▸ **Page text**:

Of course, while amusing to watch, we can only imagine how painstaking it must have been for Amir to create. In a special ‘Making Of’ video (played over a child’s voice singing a lullaby, of course), we see him first designing, 3D printing, and then carefully post-processing a series of twenty half-adorable, half-creepy 3D printed babies, each in a predetermined running position. Powder bed fusion 3D printing allowed for a high level of detail and quality for each individual model. He then had to design and manufacture a special rig that would hold each 3D printed model in front of his camera lens.

Next up, he had to physically visit a whole range of geographic locations, from a beach, to a peaceful grove of palm trees, where he got to work on the stop-motion aspect, painstakingly taking one photo at a time of each 3D printed running baby figure before moving forward slightly, swapping out the model, and starting again.

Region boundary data
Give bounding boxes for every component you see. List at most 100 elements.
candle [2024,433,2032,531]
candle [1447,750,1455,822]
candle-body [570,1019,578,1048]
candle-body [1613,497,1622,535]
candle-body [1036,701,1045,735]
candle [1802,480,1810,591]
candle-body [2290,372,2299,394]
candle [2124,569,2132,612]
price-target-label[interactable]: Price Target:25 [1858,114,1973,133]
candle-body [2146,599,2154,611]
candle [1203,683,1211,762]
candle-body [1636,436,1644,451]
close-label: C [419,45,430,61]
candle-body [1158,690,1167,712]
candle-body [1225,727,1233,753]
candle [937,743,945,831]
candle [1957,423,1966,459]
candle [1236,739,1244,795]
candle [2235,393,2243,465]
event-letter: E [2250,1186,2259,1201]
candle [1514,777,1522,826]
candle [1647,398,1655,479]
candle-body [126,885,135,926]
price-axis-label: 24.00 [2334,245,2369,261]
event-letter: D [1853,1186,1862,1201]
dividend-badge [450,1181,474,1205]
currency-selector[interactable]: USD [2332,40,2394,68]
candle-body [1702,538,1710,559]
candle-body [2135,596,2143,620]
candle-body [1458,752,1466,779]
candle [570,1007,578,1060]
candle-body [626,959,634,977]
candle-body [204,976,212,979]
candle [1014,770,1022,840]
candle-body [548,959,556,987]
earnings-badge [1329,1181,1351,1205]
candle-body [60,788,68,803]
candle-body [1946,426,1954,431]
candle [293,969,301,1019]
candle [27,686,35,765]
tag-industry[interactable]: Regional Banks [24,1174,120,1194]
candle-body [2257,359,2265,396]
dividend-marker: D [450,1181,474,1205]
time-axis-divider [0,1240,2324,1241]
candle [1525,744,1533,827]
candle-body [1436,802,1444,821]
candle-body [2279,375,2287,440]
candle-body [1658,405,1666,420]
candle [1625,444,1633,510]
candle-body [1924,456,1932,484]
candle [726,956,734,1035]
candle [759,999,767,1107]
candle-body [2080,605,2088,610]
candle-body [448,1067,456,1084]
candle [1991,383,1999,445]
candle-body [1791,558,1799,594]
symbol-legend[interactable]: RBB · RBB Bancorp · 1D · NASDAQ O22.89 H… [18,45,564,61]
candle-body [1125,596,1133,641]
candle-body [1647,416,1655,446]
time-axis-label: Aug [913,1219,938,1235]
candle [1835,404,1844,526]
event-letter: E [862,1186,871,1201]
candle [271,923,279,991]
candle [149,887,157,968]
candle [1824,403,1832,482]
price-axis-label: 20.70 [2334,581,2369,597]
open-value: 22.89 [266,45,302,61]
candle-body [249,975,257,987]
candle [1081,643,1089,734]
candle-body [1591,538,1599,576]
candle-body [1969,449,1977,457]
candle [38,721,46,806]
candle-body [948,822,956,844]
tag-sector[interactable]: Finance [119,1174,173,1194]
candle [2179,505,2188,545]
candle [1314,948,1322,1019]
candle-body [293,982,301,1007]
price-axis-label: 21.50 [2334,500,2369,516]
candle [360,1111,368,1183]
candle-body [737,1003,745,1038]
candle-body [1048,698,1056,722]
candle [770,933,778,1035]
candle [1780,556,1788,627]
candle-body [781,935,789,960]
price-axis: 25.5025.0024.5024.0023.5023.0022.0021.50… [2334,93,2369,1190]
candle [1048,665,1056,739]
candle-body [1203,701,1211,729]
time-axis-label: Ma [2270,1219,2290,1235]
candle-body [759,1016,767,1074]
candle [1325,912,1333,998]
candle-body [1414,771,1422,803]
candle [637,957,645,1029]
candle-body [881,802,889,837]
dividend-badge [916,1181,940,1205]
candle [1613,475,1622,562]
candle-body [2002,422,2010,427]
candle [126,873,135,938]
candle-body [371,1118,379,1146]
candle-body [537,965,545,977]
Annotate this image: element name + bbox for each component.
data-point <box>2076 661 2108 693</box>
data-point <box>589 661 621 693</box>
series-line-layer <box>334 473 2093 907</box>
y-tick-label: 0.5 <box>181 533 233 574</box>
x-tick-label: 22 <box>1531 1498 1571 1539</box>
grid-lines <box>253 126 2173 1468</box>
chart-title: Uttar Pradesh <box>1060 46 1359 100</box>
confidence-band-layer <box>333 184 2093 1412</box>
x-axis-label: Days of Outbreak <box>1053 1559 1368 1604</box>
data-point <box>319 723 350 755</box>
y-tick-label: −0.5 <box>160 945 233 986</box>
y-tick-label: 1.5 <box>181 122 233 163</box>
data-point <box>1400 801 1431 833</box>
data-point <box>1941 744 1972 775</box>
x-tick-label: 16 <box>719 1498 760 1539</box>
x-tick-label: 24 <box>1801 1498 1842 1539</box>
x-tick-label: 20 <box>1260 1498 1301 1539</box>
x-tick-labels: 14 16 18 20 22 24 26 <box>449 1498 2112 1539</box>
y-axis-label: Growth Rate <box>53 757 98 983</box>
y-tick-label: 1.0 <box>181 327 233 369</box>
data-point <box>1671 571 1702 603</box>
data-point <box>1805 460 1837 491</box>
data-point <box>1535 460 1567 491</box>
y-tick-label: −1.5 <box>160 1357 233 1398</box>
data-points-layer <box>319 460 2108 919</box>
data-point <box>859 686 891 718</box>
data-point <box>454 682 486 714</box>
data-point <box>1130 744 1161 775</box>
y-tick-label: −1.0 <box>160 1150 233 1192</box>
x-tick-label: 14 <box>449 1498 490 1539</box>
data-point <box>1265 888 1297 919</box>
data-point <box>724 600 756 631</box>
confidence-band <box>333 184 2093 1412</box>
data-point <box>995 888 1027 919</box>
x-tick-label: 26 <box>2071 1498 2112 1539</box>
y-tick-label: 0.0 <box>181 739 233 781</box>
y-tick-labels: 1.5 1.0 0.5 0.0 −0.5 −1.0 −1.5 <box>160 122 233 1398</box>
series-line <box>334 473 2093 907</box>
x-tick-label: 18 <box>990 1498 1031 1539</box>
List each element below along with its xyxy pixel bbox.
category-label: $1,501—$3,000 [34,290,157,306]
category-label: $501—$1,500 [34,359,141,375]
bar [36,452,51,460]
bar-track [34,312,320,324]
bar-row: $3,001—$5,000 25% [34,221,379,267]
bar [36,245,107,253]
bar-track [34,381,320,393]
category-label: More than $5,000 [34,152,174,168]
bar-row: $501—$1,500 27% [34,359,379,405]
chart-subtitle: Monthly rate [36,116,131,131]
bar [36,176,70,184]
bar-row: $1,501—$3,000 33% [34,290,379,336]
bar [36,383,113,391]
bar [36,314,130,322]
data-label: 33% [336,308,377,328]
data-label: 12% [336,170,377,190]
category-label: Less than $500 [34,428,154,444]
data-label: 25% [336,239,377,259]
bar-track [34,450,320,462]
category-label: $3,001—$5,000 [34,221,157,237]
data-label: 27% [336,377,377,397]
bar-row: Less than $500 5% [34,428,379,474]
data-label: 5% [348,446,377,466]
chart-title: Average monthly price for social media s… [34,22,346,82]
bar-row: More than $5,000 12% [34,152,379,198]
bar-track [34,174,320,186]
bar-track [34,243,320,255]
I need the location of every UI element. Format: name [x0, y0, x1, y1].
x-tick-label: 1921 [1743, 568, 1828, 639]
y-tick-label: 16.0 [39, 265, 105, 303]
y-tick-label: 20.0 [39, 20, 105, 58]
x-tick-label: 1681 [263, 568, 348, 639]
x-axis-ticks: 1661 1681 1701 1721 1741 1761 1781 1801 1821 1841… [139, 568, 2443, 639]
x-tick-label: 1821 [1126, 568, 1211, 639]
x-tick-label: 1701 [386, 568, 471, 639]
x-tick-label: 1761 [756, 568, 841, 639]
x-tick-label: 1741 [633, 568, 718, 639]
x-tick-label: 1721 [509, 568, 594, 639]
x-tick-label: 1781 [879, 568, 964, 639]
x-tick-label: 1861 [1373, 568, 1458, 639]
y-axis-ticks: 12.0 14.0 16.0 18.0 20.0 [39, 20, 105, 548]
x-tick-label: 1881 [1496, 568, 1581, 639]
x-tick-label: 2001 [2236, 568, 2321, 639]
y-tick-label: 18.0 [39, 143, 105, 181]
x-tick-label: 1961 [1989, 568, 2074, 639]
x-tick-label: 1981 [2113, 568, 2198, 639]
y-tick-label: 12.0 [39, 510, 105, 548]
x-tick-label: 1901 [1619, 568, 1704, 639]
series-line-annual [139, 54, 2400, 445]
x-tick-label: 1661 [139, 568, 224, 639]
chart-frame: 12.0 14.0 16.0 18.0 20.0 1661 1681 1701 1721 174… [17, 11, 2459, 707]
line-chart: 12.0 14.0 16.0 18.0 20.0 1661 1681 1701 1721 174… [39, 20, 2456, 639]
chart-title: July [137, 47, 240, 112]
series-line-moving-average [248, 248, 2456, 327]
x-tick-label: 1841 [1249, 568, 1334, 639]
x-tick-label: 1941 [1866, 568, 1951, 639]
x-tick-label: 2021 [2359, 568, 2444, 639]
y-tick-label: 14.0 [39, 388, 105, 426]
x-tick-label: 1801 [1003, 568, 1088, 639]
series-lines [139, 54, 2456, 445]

▸ **Requirement 1**: According to the passage on the 3D printed babies, what did powder bed fusion 3D printing make possible for the figures?
▸ **Requirement 2**: Reproduce the passage on the 3D printed babies from "Next up, he" up to and including "and starting again.".

▸ **Written answer 1**: Powder bed fusion 3D printing gave each individual model a high level of detail and quality.

▸ **Written answer 2**:
Next up, he had to physically visit a whole range of geographic locations, from a beach, to a peaceful grove of palm trees, where he got to work on the stop-motion aspect, painstakingly taking one photo at a time of each 3D printed running baby figure before moving forward slightly, swapping out the model, and starting again.